# START OF RECORDS SHOWN

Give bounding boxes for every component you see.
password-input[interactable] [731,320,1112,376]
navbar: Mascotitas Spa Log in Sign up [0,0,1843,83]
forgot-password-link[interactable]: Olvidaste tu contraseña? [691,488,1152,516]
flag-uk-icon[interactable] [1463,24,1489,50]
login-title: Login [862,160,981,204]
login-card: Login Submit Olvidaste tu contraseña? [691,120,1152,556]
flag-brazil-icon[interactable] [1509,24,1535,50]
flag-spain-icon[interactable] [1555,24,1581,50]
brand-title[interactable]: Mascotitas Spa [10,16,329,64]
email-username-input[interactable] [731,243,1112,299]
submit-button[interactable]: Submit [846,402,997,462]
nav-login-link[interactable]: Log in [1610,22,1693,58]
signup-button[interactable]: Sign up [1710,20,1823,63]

# END OF RECORDS SHOWN

→ WORK TO DO
Format every line of the data above as a Markdown table with two columns, Row and Line. Put a running row number in Row and the line itself in Line, and skip any blank lines.

→ WORKED ANSWER
| Row | Line |
|---|---|
| 1 | Give bounding boxes for every component you see. |
| 2 | password-input[interactable] [731,320,1112,376] |
| 3 | navbar: Mascotitas Spa Log in Sign up [0,0,1843,83] |
| 4 | forgot-password-link[interactable]: Olvidaste tu contraseña? [691,488,1152,516] |
| 5 | flag-uk-icon[interactable] [1463,24,1489,50] |
| 6 | login-title: Login [862,160,981,204] |
| 7 | login-card: Login Submit Olvidaste tu contraseña? [691,120,1152,556] |
| 8 | flag-brazil-icon[interactable] [1509,24,1535,50] |
| 9 | flag-spain-icon[interactable] [1555,24,1581,50] |
| 10 | brand-title[interactable]: Mascotitas Spa [10,16,329,64] |
| 11 | email-username-input[interactable] [731,243,1112,299] |
| 12 | submit-button[interactable]: Submit [846,402,997,462] |
| 13 | nav-login-link[interactable]: Log in [1610,22,1693,58] |
| 14 | signup-button[interactable]: Sign up [1710,20,1823,63] |